→ **Given request**
Exactly and only the lines from the line holding "Give me the" to the end of the records should be reproduced. Leave pictures out.

= = = =

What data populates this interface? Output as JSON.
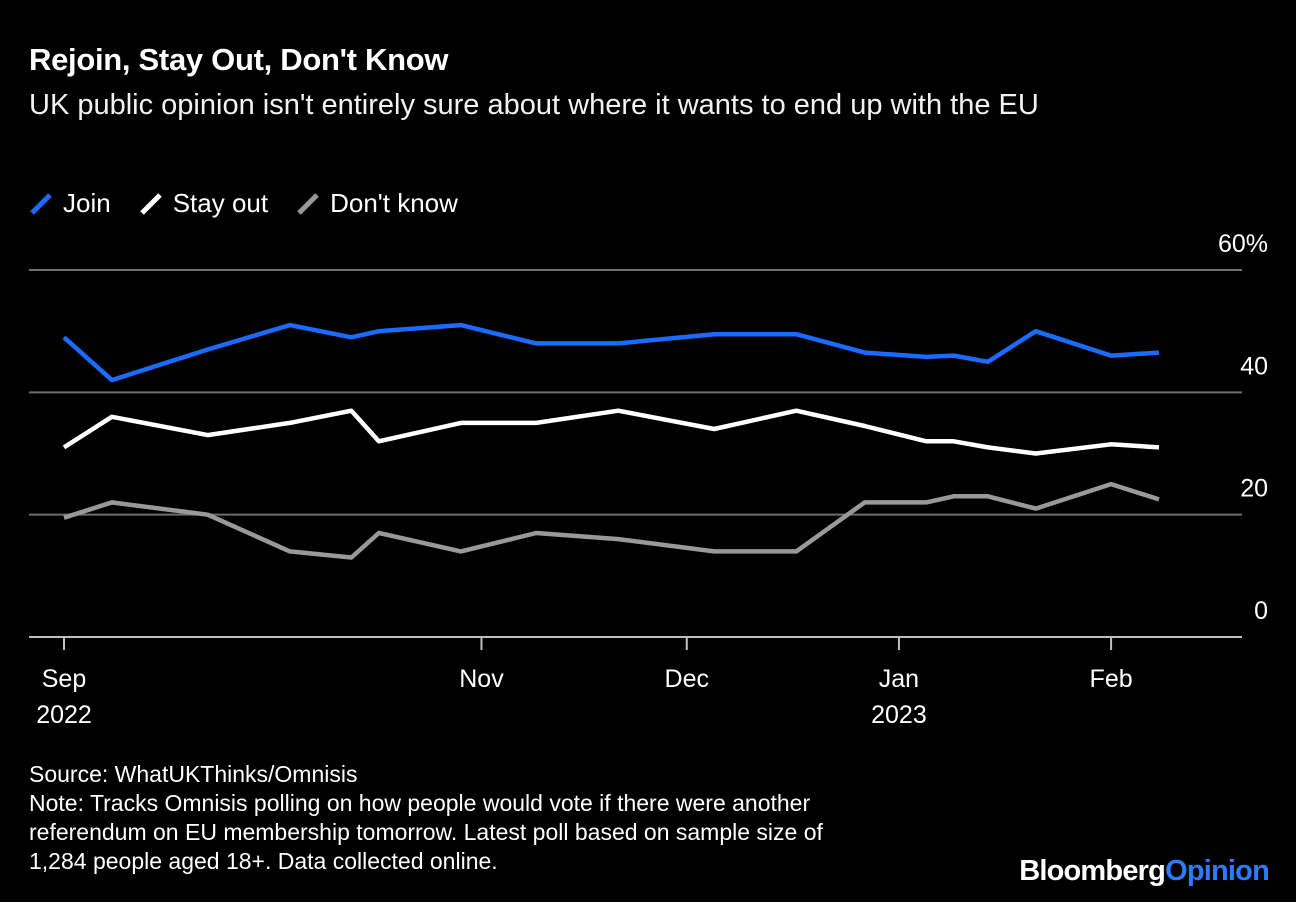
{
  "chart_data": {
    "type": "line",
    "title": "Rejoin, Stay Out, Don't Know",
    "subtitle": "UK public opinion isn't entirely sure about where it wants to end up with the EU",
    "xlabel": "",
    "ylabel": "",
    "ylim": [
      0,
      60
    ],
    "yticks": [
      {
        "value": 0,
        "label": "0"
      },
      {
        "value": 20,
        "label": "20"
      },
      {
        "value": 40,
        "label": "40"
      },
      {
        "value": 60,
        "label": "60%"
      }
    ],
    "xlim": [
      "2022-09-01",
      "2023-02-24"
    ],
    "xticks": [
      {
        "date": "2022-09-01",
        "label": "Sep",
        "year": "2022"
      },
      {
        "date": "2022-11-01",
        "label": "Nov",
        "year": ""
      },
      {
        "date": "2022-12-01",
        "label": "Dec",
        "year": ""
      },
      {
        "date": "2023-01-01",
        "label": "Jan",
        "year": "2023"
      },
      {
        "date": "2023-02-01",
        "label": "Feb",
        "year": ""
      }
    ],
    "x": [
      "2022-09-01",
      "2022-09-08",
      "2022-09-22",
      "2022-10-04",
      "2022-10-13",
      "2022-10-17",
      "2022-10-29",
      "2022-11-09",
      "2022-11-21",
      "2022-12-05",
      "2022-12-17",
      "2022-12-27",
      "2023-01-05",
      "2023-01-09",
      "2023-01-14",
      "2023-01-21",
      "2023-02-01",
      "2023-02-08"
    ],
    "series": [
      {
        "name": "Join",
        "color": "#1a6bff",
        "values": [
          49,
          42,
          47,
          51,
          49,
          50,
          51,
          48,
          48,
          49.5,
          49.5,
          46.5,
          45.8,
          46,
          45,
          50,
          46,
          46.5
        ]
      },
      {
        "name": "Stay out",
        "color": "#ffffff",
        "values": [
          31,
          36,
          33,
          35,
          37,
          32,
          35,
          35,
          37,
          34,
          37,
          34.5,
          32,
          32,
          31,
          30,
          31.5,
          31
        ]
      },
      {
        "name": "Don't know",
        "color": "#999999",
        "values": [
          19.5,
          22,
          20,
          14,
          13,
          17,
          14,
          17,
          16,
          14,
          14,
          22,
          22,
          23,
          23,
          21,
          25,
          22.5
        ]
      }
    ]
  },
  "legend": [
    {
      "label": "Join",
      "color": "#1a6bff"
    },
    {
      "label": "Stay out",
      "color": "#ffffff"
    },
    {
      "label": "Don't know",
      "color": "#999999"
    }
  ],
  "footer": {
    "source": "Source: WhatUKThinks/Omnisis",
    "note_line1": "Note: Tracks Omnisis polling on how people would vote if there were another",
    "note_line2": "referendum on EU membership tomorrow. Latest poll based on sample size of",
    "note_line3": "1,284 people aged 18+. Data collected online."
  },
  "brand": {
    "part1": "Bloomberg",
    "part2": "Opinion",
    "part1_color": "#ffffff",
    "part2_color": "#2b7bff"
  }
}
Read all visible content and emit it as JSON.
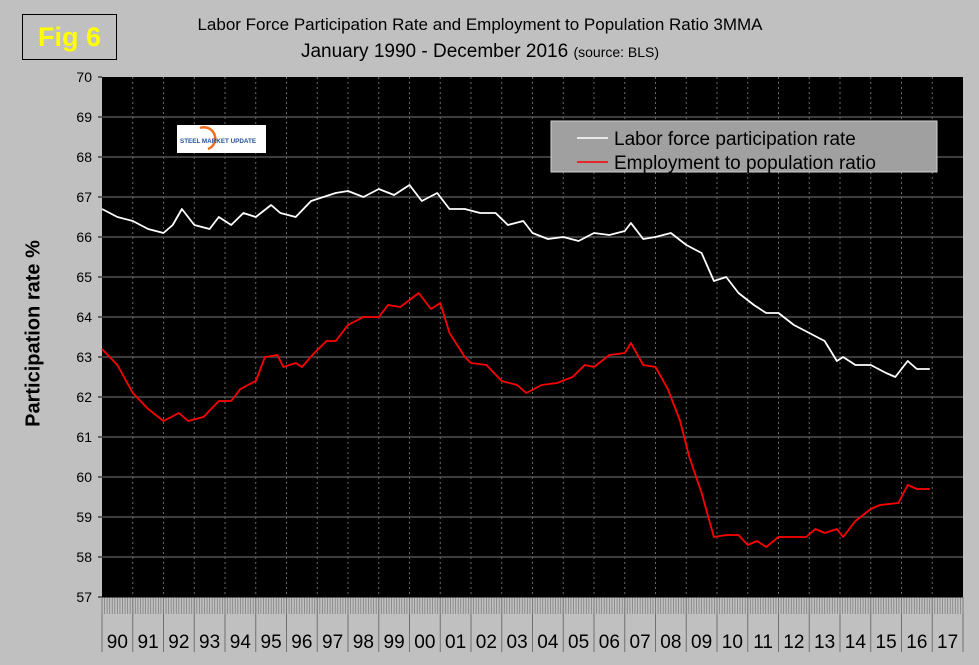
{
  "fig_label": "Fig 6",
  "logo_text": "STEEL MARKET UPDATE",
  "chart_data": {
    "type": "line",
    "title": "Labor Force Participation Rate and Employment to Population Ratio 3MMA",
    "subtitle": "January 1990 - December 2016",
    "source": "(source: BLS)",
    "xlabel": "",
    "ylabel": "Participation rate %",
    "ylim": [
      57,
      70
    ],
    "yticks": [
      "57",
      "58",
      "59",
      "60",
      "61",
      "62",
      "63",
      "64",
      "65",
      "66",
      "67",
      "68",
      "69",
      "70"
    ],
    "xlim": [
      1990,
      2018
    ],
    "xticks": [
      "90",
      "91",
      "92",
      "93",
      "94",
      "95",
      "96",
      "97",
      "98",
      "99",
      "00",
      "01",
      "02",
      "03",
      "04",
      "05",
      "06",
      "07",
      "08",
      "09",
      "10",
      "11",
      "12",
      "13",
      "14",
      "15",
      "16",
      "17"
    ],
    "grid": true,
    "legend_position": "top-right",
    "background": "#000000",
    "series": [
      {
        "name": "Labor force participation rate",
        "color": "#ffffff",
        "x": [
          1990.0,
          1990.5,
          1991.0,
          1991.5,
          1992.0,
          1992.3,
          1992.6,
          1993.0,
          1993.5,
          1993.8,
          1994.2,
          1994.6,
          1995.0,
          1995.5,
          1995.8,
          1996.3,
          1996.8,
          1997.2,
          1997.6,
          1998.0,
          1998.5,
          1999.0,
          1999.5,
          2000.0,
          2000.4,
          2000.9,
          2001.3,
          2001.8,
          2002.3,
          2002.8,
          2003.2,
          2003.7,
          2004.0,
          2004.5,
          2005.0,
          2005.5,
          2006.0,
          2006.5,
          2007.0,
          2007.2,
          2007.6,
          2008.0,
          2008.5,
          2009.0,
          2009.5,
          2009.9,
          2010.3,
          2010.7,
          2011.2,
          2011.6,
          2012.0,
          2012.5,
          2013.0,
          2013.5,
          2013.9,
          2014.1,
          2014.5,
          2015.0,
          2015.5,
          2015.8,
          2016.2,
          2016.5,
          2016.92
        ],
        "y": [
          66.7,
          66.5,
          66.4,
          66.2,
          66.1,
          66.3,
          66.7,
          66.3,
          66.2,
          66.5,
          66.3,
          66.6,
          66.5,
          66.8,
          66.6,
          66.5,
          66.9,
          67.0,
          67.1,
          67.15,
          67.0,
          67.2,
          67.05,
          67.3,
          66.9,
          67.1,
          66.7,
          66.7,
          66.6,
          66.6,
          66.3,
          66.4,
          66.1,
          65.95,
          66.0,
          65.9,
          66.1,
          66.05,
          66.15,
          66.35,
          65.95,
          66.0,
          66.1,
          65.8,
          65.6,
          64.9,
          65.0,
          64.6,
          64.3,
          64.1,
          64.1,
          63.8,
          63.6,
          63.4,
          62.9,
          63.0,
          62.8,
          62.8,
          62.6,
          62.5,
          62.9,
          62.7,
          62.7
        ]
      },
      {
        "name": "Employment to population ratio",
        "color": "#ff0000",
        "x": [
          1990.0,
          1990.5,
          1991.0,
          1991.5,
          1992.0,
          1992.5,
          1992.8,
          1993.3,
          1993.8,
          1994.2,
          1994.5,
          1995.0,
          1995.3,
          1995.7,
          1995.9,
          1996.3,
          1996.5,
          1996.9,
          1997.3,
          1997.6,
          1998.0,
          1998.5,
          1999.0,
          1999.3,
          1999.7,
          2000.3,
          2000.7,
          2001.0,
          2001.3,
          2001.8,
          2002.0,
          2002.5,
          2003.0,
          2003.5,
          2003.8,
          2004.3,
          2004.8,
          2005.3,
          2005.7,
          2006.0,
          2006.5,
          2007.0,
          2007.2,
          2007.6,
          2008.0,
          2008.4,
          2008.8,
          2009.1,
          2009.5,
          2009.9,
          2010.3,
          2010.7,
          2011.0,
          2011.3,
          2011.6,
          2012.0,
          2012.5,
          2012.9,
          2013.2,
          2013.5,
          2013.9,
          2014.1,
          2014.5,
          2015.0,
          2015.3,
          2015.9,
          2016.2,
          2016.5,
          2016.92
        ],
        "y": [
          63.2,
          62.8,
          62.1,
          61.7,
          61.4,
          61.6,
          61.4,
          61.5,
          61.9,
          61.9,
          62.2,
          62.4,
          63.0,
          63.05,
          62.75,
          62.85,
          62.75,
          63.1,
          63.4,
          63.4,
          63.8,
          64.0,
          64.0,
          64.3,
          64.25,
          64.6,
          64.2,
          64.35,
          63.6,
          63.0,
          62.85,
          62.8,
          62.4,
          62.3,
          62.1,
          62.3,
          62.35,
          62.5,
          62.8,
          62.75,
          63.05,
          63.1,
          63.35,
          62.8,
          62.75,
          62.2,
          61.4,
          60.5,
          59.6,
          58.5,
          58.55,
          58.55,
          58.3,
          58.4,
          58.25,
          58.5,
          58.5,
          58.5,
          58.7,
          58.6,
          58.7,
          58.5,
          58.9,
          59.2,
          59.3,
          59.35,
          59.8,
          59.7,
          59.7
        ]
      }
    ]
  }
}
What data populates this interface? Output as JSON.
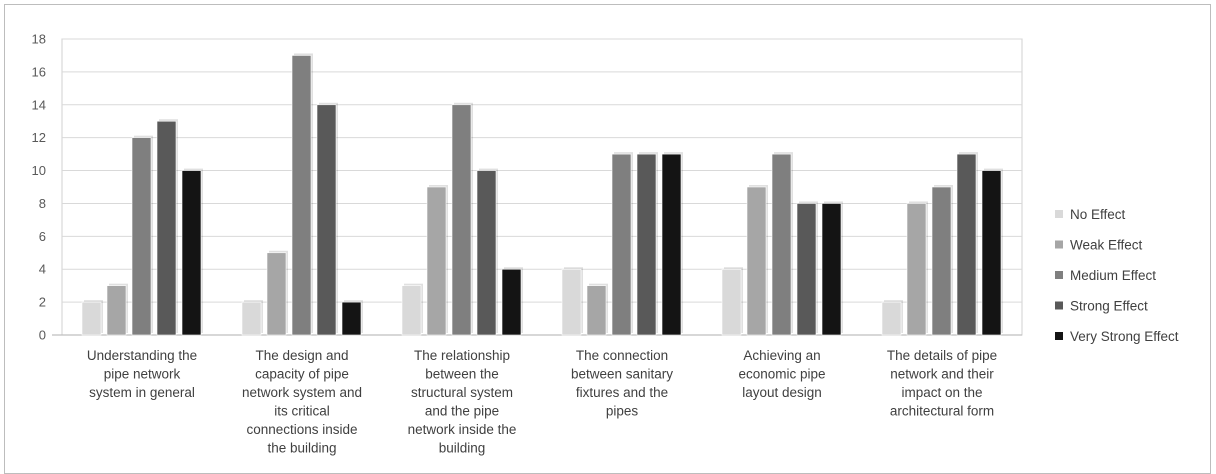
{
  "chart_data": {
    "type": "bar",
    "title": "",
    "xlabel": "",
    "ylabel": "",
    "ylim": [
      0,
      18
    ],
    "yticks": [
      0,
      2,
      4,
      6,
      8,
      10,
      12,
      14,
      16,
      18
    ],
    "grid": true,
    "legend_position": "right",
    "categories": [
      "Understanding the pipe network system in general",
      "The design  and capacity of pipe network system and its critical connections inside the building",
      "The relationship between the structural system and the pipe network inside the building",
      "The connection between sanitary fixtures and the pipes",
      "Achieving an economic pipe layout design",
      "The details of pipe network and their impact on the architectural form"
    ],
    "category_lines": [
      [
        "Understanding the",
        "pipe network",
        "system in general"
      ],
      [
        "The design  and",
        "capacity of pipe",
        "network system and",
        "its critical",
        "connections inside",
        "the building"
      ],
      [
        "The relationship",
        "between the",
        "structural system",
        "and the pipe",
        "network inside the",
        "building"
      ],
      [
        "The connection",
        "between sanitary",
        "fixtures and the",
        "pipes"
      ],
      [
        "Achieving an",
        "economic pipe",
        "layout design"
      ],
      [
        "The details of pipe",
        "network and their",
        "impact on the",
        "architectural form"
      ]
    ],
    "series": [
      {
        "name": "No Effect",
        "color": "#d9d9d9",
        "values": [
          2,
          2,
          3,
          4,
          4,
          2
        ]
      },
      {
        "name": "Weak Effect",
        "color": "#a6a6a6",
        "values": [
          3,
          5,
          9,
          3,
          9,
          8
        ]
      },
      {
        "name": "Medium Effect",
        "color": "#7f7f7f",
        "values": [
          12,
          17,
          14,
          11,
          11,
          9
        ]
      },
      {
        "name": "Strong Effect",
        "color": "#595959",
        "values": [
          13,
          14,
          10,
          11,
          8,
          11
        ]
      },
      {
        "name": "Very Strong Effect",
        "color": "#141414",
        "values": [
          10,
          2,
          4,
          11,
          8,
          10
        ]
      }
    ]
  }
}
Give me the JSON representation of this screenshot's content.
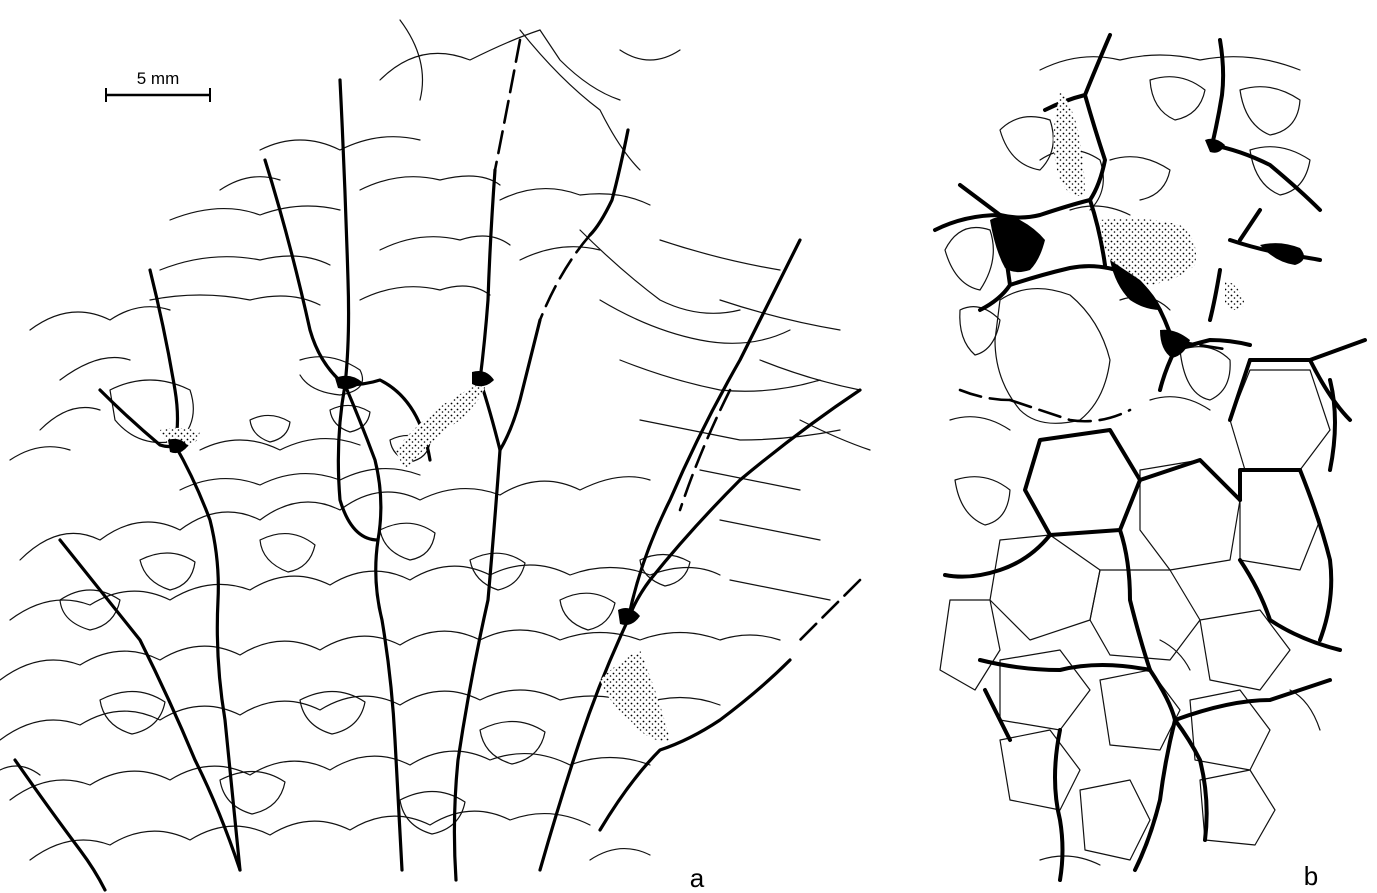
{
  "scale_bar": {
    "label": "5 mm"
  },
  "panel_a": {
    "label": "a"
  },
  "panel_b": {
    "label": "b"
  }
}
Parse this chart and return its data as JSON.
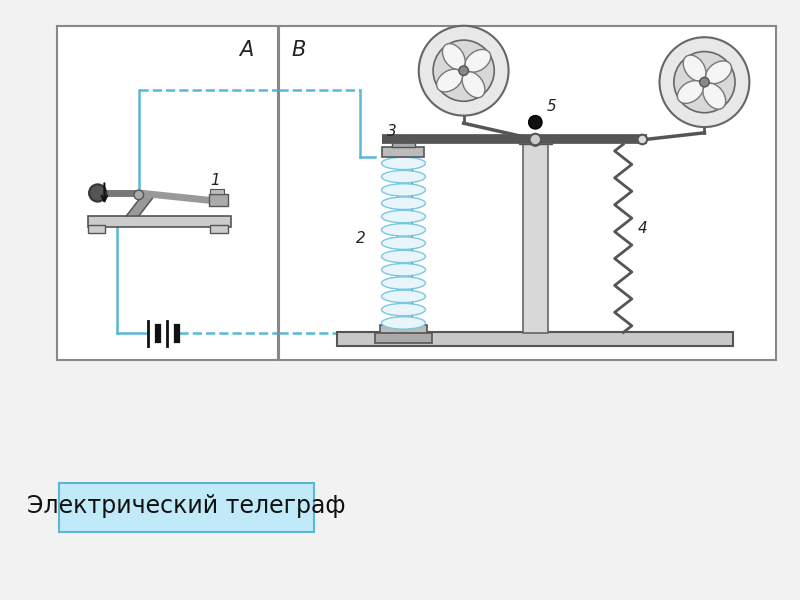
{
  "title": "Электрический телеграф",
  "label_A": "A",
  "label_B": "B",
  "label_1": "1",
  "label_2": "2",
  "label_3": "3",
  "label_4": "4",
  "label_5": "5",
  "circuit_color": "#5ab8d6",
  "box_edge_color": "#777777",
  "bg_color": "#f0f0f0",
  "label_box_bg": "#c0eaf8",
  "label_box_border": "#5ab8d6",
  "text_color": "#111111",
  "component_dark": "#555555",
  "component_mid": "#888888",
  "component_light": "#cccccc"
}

= = = =

→ **Exercise result**
Give me the JSON representation of this screenshot's content.
{
  "scale_bar": {
    "label": "5 mm"
  },
  "panel_a": {
    "label": "a"
  },
  "panel_b": {
    "label": "b"
  }
}
Parse this chart and return its data as JSON.
{
  "title": "Электрический телеграф",
  "label_A": "A",
  "label_B": "B",
  "label_1": "1",
  "label_2": "2",
  "label_3": "3",
  "label_4": "4",
  "label_5": "5",
  "circuit_color": "#5ab8d6",
  "box_edge_color": "#777777",
  "bg_color": "#f0f0f0",
  "label_box_bg": "#c0eaf8",
  "label_box_border": "#5ab8d6",
  "text_color": "#111111",
  "component_dark": "#555555",
  "component_mid": "#888888",
  "component_light": "#cccccc"
}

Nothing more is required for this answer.